#### [Exercise brief]
The data below is to be returned in full and exactly.

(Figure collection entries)
┌──

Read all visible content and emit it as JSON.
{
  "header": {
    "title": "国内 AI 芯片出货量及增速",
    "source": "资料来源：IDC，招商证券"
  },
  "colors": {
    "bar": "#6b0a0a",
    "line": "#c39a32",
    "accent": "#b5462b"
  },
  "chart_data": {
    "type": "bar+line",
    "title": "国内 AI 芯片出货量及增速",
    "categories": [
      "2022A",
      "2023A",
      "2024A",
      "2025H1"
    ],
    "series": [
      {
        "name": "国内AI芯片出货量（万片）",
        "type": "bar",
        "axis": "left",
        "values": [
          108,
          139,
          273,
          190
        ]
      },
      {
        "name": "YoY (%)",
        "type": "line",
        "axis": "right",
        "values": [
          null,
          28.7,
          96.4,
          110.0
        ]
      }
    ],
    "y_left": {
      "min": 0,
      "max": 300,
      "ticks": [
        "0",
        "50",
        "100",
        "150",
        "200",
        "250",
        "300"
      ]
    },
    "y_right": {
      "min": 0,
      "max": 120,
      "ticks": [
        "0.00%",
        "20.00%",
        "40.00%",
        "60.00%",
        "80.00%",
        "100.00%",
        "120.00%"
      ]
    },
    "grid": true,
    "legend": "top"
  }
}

└──

#### [Response]
Read all visible content and emit it as JSON.
{
  "header": {
    "title": "国内 AI 芯片出货量及增速",
    "source": "资料来源：IDC，招商证券"
  },
  "colors": {
    "bar": "#6b0a0a",
    "line": "#c39a32",
    "accent": "#b5462b"
  },
  "chart_data": {
    "type": "bar+line",
    "title": "国内 AI 芯片出货量及增速",
    "categories": [
      "2022A",
      "2023A",
      "2024A",
      "2025H1"
    ],
    "series": [
      {
        "name": "国内AI芯片出货量（万片）",
        "type": "bar",
        "axis": "left",
        "values": [
          108,
          139,
          273,
          190
        ]
      },
      {
        "name": "YoY (%)",
        "type": "line",
        "axis": "right",
        "values": [
          null,
          28.7,
          96.4,
          110.0
        ]
      }
    ],
    "y_left": {
      "min": 0,
      "max": 300,
      "ticks": [
        "0",
        "50",
        "100",
        "150",
        "200",
        "250",
        "300"
      ]
    },
    "y_right": {
      "min": 0,
      "max": 120,
      "ticks": [
        "0.00%",
        "20.00%",
        "40.00%",
        "60.00%",
        "80.00%",
        "100.00%",
        "120.00%"
      ]
    },
    "grid": true,
    "legend": "top"
  }
}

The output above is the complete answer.